■ **Task goal**:
Without the pictures, output the records below word for word.

■ **Entries supplied**:

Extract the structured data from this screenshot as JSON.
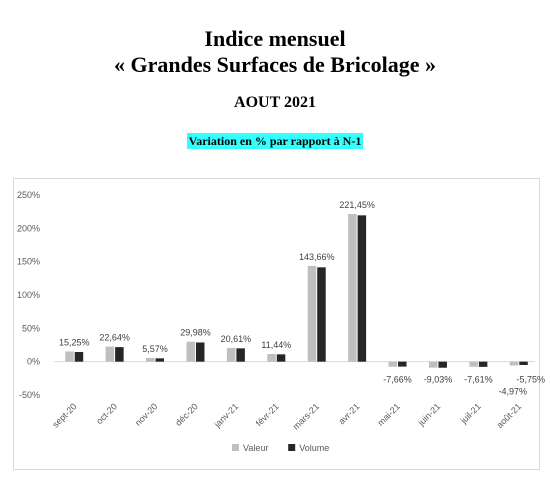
{
  "header": {
    "title_line1": "Indice mensuel",
    "title_line2": "« Grandes Surfaces de Bricolage »",
    "period": "AOUT 2021",
    "subtitle": "Variation en % par rapport à N-1"
  },
  "chart_data": {
    "type": "bar",
    "categories": [
      "sept-20",
      "oct-20",
      "nov-20",
      "déc-20",
      "janv-21",
      "févr-21",
      "mars-21",
      "avr-21",
      "mai-21",
      "juin-21",
      "juil-21",
      "août-21"
    ],
    "series": [
      {
        "name": "Valeur",
        "values": [
          15.25,
          22.64,
          5.57,
          29.98,
          20.61,
          11.44,
          143.66,
          221.45,
          -7.66,
          -9.03,
          -7.61,
          -5.75
        ],
        "color": "#bfbfbf"
      },
      {
        "name": "Volume",
        "values": [
          14.5,
          21.8,
          5.0,
          28.8,
          20.0,
          11.0,
          141.5,
          219.5,
          -7.4,
          -9.1,
          -7.8,
          -4.97
        ],
        "color": "#262626"
      }
    ],
    "data_labels": [
      "15,25%",
      "22,64%",
      "5,57%",
      "29,98%",
      "20,61%",
      "11,44%",
      "143,66%",
      "221,45%",
      "-7,66%",
      "-9,03%",
      "-7,61%",
      "-5,75%"
    ],
    "extra_label": "-4,97%",
    "yticks": [
      "250%",
      "200%",
      "150%",
      "100%",
      "50%",
      "0%",
      "-50%"
    ],
    "ylim": [
      -50,
      250
    ],
    "legend_position": "bottom",
    "grid": false
  }
}
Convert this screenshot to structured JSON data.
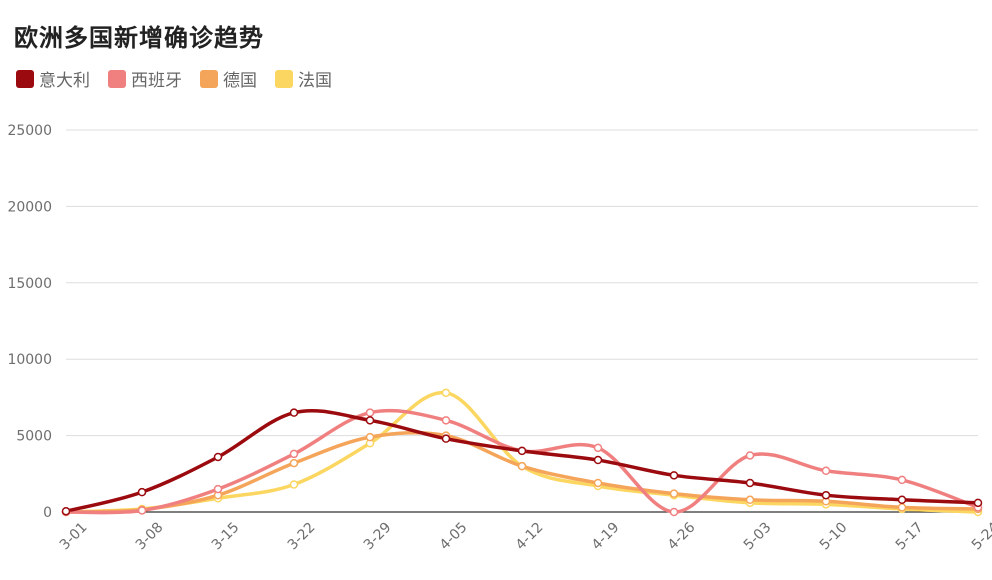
{
  "chart_data": {
    "type": "line",
    "title": "欧洲多国新增确诊趋势",
    "ylim": [
      0,
      25000
    ],
    "yticks": [
      0,
      5000,
      10000,
      15000,
      20000,
      25000
    ],
    "xticks": [
      "3-01",
      "3-08",
      "3-15",
      "3-22",
      "3-29",
      "4-05",
      "4-12",
      "4-19",
      "4-26",
      "5-03",
      "5-10",
      "5-17",
      "5-24"
    ],
    "legend_position": "top-left",
    "grid": true,
    "series": [
      {
        "name": "意大利",
        "color": "#9b0a0e",
        "values": [
          [
            0,
            50
          ],
          [
            7,
            1300
          ],
          [
            14,
            3600
          ],
          [
            21,
            6500
          ],
          [
            28,
            6000
          ],
          [
            35,
            4800
          ],
          [
            42,
            4000
          ],
          [
            49,
            3400
          ],
          [
            56,
            2400
          ],
          [
            63,
            1900
          ],
          [
            70,
            1100
          ],
          [
            77,
            800
          ],
          [
            84,
            600
          ]
        ]
      },
      {
        "name": "西班牙",
        "color": "#f08080",
        "values": [
          [
            0,
            0
          ],
          [
            7,
            100
          ],
          [
            14,
            1500
          ],
          [
            21,
            3800
          ],
          [
            28,
            6500
          ],
          [
            35,
            6000
          ],
          [
            42,
            4000
          ],
          [
            49,
            4200
          ],
          [
            56,
            0
          ],
          [
            63,
            3700
          ],
          [
            70,
            2700
          ],
          [
            77,
            2100
          ],
          [
            84,
            300
          ]
        ]
      },
      {
        "name": "德国",
        "color": "#f5a55a",
        "values": [
          [
            0,
            0
          ],
          [
            7,
            150
          ],
          [
            14,
            1100
          ],
          [
            21,
            3200
          ],
          [
            28,
            4900
          ],
          [
            35,
            5000
          ],
          [
            42,
            3000
          ],
          [
            49,
            1900
          ],
          [
            56,
            1200
          ],
          [
            63,
            800
          ],
          [
            70,
            700
          ],
          [
            77,
            300
          ],
          [
            84,
            200
          ]
        ]
      },
      {
        "name": "法国",
        "color": "#fbd660",
        "values": [
          [
            0,
            0
          ],
          [
            7,
            200
          ],
          [
            14,
            900
          ],
          [
            21,
            1800
          ],
          [
            28,
            4500
          ],
          [
            35,
            7800
          ],
          [
            42,
            3000
          ],
          [
            49,
            1700
          ],
          [
            56,
            1100
          ],
          [
            63,
            600
          ],
          [
            70,
            500
          ],
          [
            77,
            200
          ],
          [
            84,
            0
          ]
        ]
      }
    ]
  }
}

■ **Task solution**:
Extract the structured data from this screenshot as JSON.
{
  "header": {
    "title_line1": "Indice mensuel",
    "title_line2": "« Grandes Surfaces de Bricolage »",
    "period": "AOUT 2021",
    "subtitle": "Variation en % par rapport à N-1"
  },
  "chart_data": {
    "type": "bar",
    "categories": [
      "sept-20",
      "oct-20",
      "nov-20",
      "déc-20",
      "janv-21",
      "févr-21",
      "mars-21",
      "avr-21",
      "mai-21",
      "juin-21",
      "juil-21",
      "août-21"
    ],
    "series": [
      {
        "name": "Valeur",
        "values": [
          15.25,
          22.64,
          5.57,
          29.98,
          20.61,
          11.44,
          143.66,
          221.45,
          -7.66,
          -9.03,
          -7.61,
          -5.75
        ],
        "color": "#bfbfbf"
      },
      {
        "name": "Volume",
        "values": [
          14.5,
          21.8,
          5.0,
          28.8,
          20.0,
          11.0,
          141.5,
          219.5,
          -7.4,
          -9.1,
          -7.8,
          -4.97
        ],
        "color": "#262626"
      }
    ],
    "data_labels": [
      "15,25%",
      "22,64%",
      "5,57%",
      "29,98%",
      "20,61%",
      "11,44%",
      "143,66%",
      "221,45%",
      "-7,66%",
      "-9,03%",
      "-7,61%",
      "-5,75%"
    ],
    "extra_label": "-4,97%",
    "yticks": [
      "250%",
      "200%",
      "150%",
      "100%",
      "50%",
      "0%",
      "-50%"
    ],
    "ylim": [
      -50,
      250
    ],
    "legend_position": "bottom",
    "grid": false
  }
}
Convert this screenshot to structured JSON data.
{
  "chart_data": {
    "type": "line",
    "title": "欧洲多国新增确诊趋势",
    "ylim": [
      0,
      25000
    ],
    "yticks": [
      0,
      5000,
      10000,
      15000,
      20000,
      25000
    ],
    "xticks": [
      "3-01",
      "3-08",
      "3-15",
      "3-22",
      "3-29",
      "4-05",
      "4-12",
      "4-19",
      "4-26",
      "5-03",
      "5-10",
      "5-17",
      "5-24"
    ],
    "legend_position": "top-left",
    "grid": true,
    "series": [
      {
        "name": "意大利",
        "color": "#9b0a0e",
        "values": [
          [
            0,
            50
          ],
          [
            7,
            1300
          ],
          [
            14,
            3600
          ],
          [
            21,
            6500
          ],
          [
            28,
            6000
          ],
          [
            35,
            4800
          ],
          [
            42,
            4000
          ],
          [
            49,
            3400
          ],
          [
            56,
            2400
          ],
          [
            63,
            1900
          ],
          [
            70,
            1100
          ],
          [
            77,
            800
          ],
          [
            84,
            600
          ]
        ]
      },
      {
        "name": "西班牙",
        "color": "#f08080",
        "values": [
          [
            0,
            0
          ],
          [
            7,
            100
          ],
          [
            14,
            1500
          ],
          [
            21,
            3800
          ],
          [
            28,
            6500
          ],
          [
            35,
            6000
          ],
          [
            42,
            4000
          ],
          [
            49,
            4200
          ],
          [
            56,
            0
          ],
          [
            63,
            3700
          ],
          [
            70,
            2700
          ],
          [
            77,
            2100
          ],
          [
            84,
            300
          ]
        ]
      },
      {
        "name": "德国",
        "color": "#f5a55a",
        "values": [
          [
            0,
            0
          ],
          [
            7,
            150
          ],
          [
            14,
            1100
          ],
          [
            21,
            3200
          ],
          [
            28,
            4900
          ],
          [
            35,
            5000
          ],
          [
            42,
            3000
          ],
          [
            49,
            1900
          ],
          [
            56,
            1200
          ],
          [
            63,
            800
          ],
          [
            70,
            700
          ],
          [
            77,
            300
          ],
          [
            84,
            200
          ]
        ]
      },
      {
        "name": "法国",
        "color": "#fbd660",
        "values": [
          [
            0,
            0
          ],
          [
            7,
            200
          ],
          [
            14,
            900
          ],
          [
            21,
            1800
          ],
          [
            28,
            4500
          ],
          [
            35,
            7800
          ],
          [
            42,
            3000
          ],
          [
            49,
            1700
          ],
          [
            56,
            1100
          ],
          [
            63,
            600
          ],
          [
            70,
            500
          ],
          [
            77,
            200
          ],
          [
            84,
            0
          ]
        ]
      }
    ]
  }
}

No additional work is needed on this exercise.